**Short problem:**
Retype the records below word for word and omit any image.

Dataset rows:
● ● ● ●

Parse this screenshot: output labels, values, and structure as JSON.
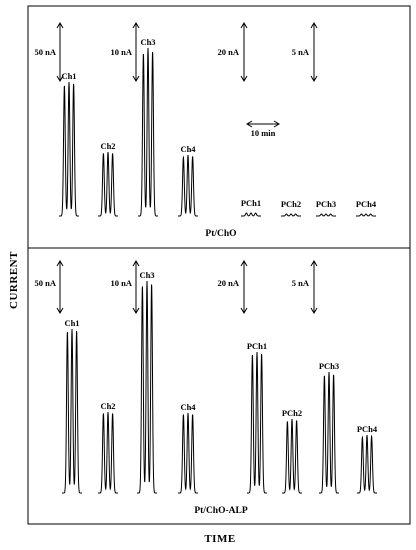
{
  "chart_data": [
    {
      "type": "line",
      "caption": "Pt/ChO",
      "peaks_per_signal": 3,
      "scale_bars": [
        {
          "label": "50 nA"
        },
        {
          "label": "10 nA"
        },
        {
          "label": "20 nA"
        },
        {
          "label": "5 nA"
        }
      ],
      "time_bar_label": "10 min",
      "series": [
        {
          "name": "Ch1",
          "peak_heights": [
            131,
            134,
            133
          ]
        },
        {
          "name": "Ch2",
          "peak_heights": [
            63,
            64,
            63
          ]
        },
        {
          "name": "Ch3",
          "peak_heights": [
            163,
            168,
            165
          ]
        },
        {
          "name": "Ch4",
          "peak_heights": [
            59,
            61,
            60
          ]
        },
        {
          "name": "PCh1",
          "peak_heights": [
            3,
            3,
            3
          ]
        },
        {
          "name": "PCh2",
          "peak_heights": [
            2,
            2,
            2
          ]
        },
        {
          "name": "PCh3",
          "peak_heights": [
            2,
            2,
            2
          ]
        },
        {
          "name": "PCh4",
          "peak_heights": [
            2,
            2,
            2
          ]
        }
      ]
    },
    {
      "type": "line",
      "caption": "Pt/ChO-ALP",
      "peaks_per_signal": 3,
      "scale_bars": [
        {
          "label": "50 nA"
        },
        {
          "label": "10 nA"
        },
        {
          "label": "20 nA"
        },
        {
          "label": "5 nA"
        }
      ],
      "series": [
        {
          "name": "Ch1",
          "peak_heights": [
            162,
            164,
            163
          ]
        },
        {
          "name": "Ch2",
          "peak_heights": [
            80,
            81,
            80
          ]
        },
        {
          "name": "Ch3",
          "peak_heights": [
            208,
            212,
            210
          ]
        },
        {
          "name": "Ch4",
          "peak_heights": [
            79,
            80,
            79
          ]
        },
        {
          "name": "PCh1",
          "peak_heights": [
            139,
            141,
            140
          ]
        },
        {
          "name": "PCh2",
          "peak_heights": [
            72,
            74,
            73
          ]
        },
        {
          "name": "PCh3",
          "peak_heights": [
            118,
            121,
            119
          ]
        },
        {
          "name": "PCh4",
          "peak_heights": [
            56,
            58,
            57
          ]
        }
      ]
    }
  ],
  "axes": {
    "xlabel": "TIME",
    "ylabel": "CURRENT"
  }
}
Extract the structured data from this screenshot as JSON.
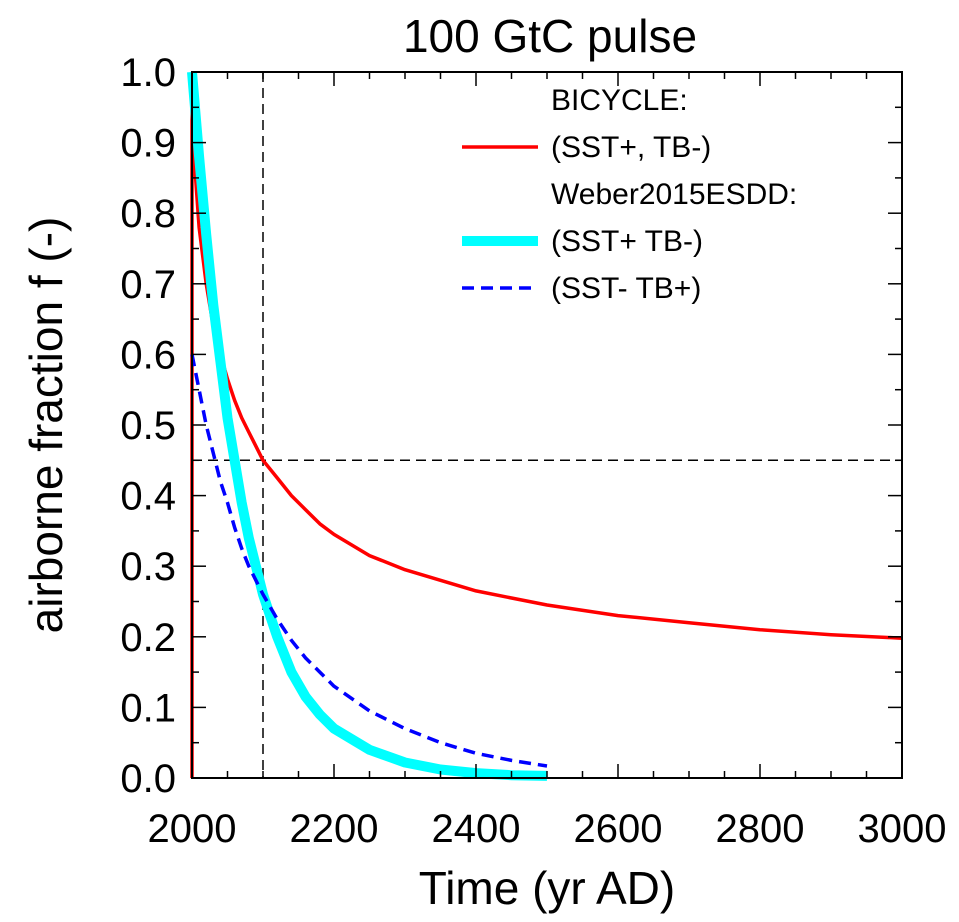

● ● ● ●

**Response to this task:**
Parse this screenshot: output labels, values, and structure as JSON.
{
  "chart_data": [
    {
      "type": "line",
      "caption": "Pt/ChO",
      "peaks_per_signal": 3,
      "scale_bars": [
        {
          "label": "50 nA"
        },
        {
          "label": "10 nA"
        },
        {
          "label": "20 nA"
        },
        {
          "label": "5 nA"
        }
      ],
      "time_bar_label": "10 min",
      "series": [
        {
          "name": "Ch1",
          "peak_heights": [
            131,
            134,
            133
          ]
        },
        {
          "name": "Ch2",
          "peak_heights": [
            63,
            64,
            63
          ]
        },
        {
          "name": "Ch3",
          "peak_heights": [
            163,
            168,
            165
          ]
        },
        {
          "name": "Ch4",
          "peak_heights": [
            59,
            61,
            60
          ]
        },
        {
          "name": "PCh1",
          "peak_heights": [
            3,
            3,
            3
          ]
        },
        {
          "name": "PCh2",
          "peak_heights": [
            2,
            2,
            2
          ]
        },
        {
          "name": "PCh3",
          "peak_heights": [
            2,
            2,
            2
          ]
        },
        {
          "name": "PCh4",
          "peak_heights": [
            2,
            2,
            2
          ]
        }
      ]
    },
    {
      "type": "line",
      "caption": "Pt/ChO-ALP",
      "peaks_per_signal": 3,
      "scale_bars": [
        {
          "label": "50 nA"
        },
        {
          "label": "10 nA"
        },
        {
          "label": "20 nA"
        },
        {
          "label": "5 nA"
        }
      ],
      "series": [
        {
          "name": "Ch1",
          "peak_heights": [
            162,
            164,
            163
          ]
        },
        {
          "name": "Ch2",
          "peak_heights": [
            80,
            81,
            80
          ]
        },
        {
          "name": "Ch3",
          "peak_heights": [
            208,
            212,
            210
          ]
        },
        {
          "name": "Ch4",
          "peak_heights": [
            79,
            80,
            79
          ]
        },
        {
          "name": "PCh1",
          "peak_heights": [
            139,
            141,
            140
          ]
        },
        {
          "name": "PCh2",
          "peak_heights": [
            72,
            74,
            73
          ]
        },
        {
          "name": "PCh3",
          "peak_heights": [
            118,
            121,
            119
          ]
        },
        {
          "name": "PCh4",
          "peak_heights": [
            56,
            58,
            57
          ]
        }
      ]
    }
  ],
  "axes": {
    "xlabel": "TIME",
    "ylabel": "CURRENT"
  }
}
Extract the structured data from this screenshot as JSON.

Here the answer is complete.